Copy out all of the material exactly as presented.

+ + + + + + +

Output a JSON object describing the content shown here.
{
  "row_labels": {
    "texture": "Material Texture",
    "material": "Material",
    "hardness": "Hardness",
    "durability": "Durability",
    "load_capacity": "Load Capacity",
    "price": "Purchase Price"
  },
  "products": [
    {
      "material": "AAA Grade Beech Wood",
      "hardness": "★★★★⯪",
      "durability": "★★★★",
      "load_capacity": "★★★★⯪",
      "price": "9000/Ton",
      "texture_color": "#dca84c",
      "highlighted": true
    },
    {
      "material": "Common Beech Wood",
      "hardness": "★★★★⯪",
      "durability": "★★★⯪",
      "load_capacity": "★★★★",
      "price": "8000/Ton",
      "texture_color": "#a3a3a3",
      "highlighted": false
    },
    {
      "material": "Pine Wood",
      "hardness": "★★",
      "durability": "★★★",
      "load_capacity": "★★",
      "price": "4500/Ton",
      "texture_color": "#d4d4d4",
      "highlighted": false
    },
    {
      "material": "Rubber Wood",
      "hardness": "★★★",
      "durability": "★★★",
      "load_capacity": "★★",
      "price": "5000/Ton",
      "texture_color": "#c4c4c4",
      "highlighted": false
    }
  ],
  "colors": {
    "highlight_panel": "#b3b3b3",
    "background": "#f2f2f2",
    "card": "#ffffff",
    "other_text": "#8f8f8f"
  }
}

+ + + + + + +

■ **Written response**
Output a JSON object describing the content shown here.
{
  "row_labels": {
    "texture": "Material Texture",
    "material": "Material",
    "hardness": "Hardness",
    "durability": "Durability",
    "load_capacity": "Load Capacity",
    "price": "Purchase Price"
  },
  "products": [
    {
      "material": "AAA Grade Beech Wood",
      "hardness": "★★★★⯪",
      "durability": "★★★★",
      "load_capacity": "★★★★⯪",
      "price": "9000/Ton",
      "texture_color": "#dca84c",
      "highlighted": true
    },
    {
      "material": "Common Beech Wood",
      "hardness": "★★★★⯪",
      "durability": "★★★⯪",
      "load_capacity": "★★★★",
      "price": "8000/Ton",
      "texture_color": "#a3a3a3",
      "highlighted": false
    },
    {
      "material": "Pine Wood",
      "hardness": "★★",
      "durability": "★★★",
      "load_capacity": "★★",
      "price": "4500/Ton",
      "texture_color": "#d4d4d4",
      "highlighted": false
    },
    {
      "material": "Rubber Wood",
      "hardness": "★★★",
      "durability": "★★★",
      "load_capacity": "★★",
      "price": "5000/Ton",
      "texture_color": "#c4c4c4",
      "highlighted": false
    }
  ],
  "colors": {
    "highlight_panel": "#b3b3b3",
    "background": "#f2f2f2",
    "card": "#ffffff",
    "other_text": "#8f8f8f"
  }
}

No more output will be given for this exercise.